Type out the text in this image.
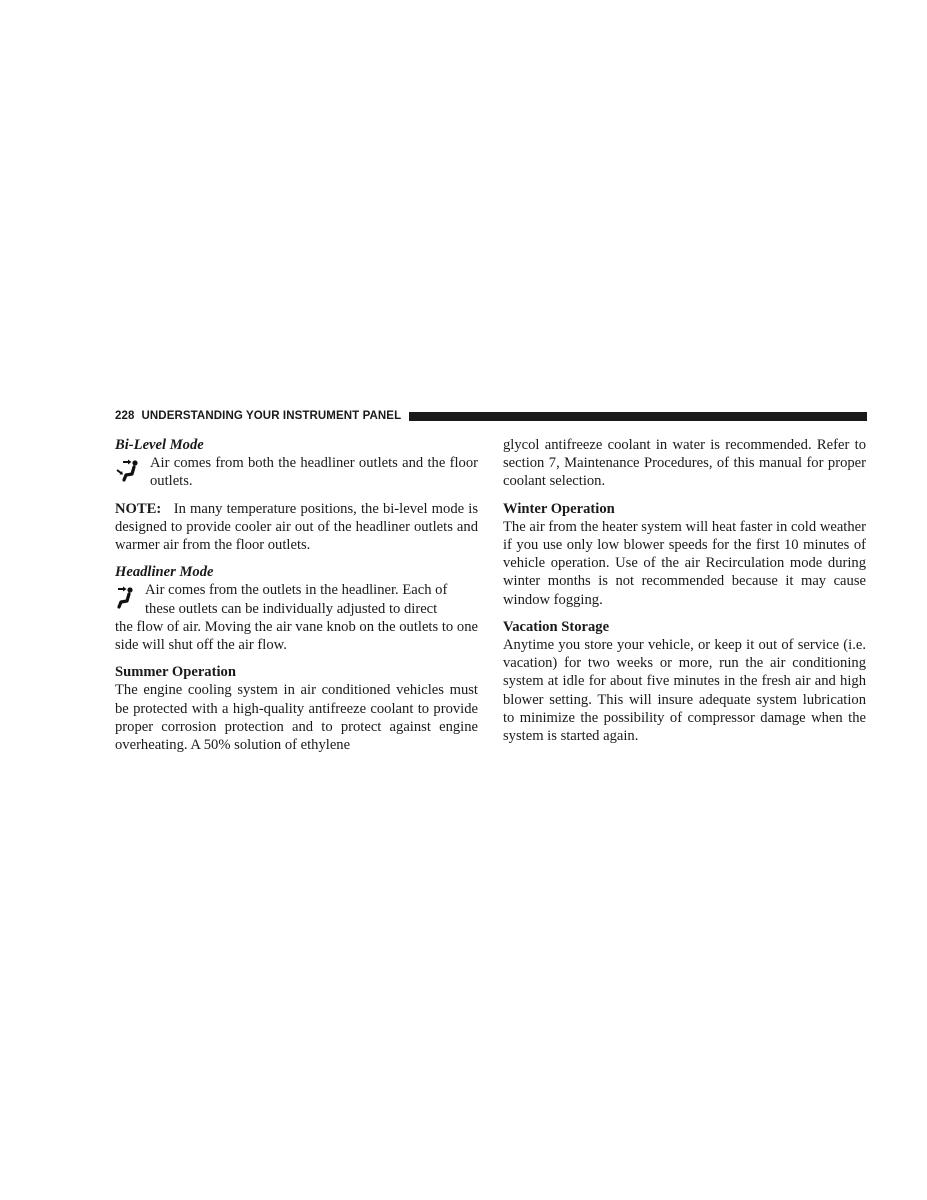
228 UNDERSTANDING YOUR INSTRUMENT PANEL

Bi-Level Mode

Air comes from both the headliner outlets and the floor outlets.

NOTE: In many temperature positions, the bi-level mode is designed to provide cooler air out of the headliner outlets and warmer air from the floor outlets.

Headliner Mode

Air comes from the outlets in the headliner. Each of

these outlets can be individually adjusted to direct

the flow of air. Moving the air vane knob on the outlets to one side will shut off the air flow.

Summer Operation

The engine cooling system in air conditioned vehicles must be protected with a high-quality antifreeze coolant to provide proper corrosion protection and to protect against engine overheating. A 50% solution of ethylene

glycol antifreeze coolant in water is recommended. Refer to section 7, Maintenance Procedures, of this manual for proper coolant selection.

Winter Operation

The air from the heater system will heat faster in cold weather if you use only low blower speeds for the first 10 minutes of vehicle operation. Use of the air Recirculation mode during winter months is not recommended because it may cause window fogging.

Vacation Storage

Anytime you store your vehicle, or keep it out of service (i.e. vacation) for two weeks or more, run the air conditioning system at idle for about five minutes in the fresh air and high blower setting. This will insure adequate system lubrication to minimize the possibility of compressor damage when the system is started again.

--

Task ▸
Search the data for "system". Copy every matching line.

Solution ▸
The engine cooling system in air conditioned vehicles must be protected with a high-quality antifreeze coolant to provide proper corrosion protection and to protect against engine overheating. A 50% solution of ethylene
The air from the heater system will heat faster in cold weather if you use only low blower speeds for the first 10 minutes of vehicle operation. Use of the air Recirculation mode during winter months is not recommended because it may cause window fogging.
Anytime you store your vehicle, or keep it out of service (i.e. vacation) for two weeks or more, run the air conditioning system at idle for about five minutes in the fresh air and high blower setting. This will insure adequate system lubrication to minimize the possibility of compressor damage when the system is started again.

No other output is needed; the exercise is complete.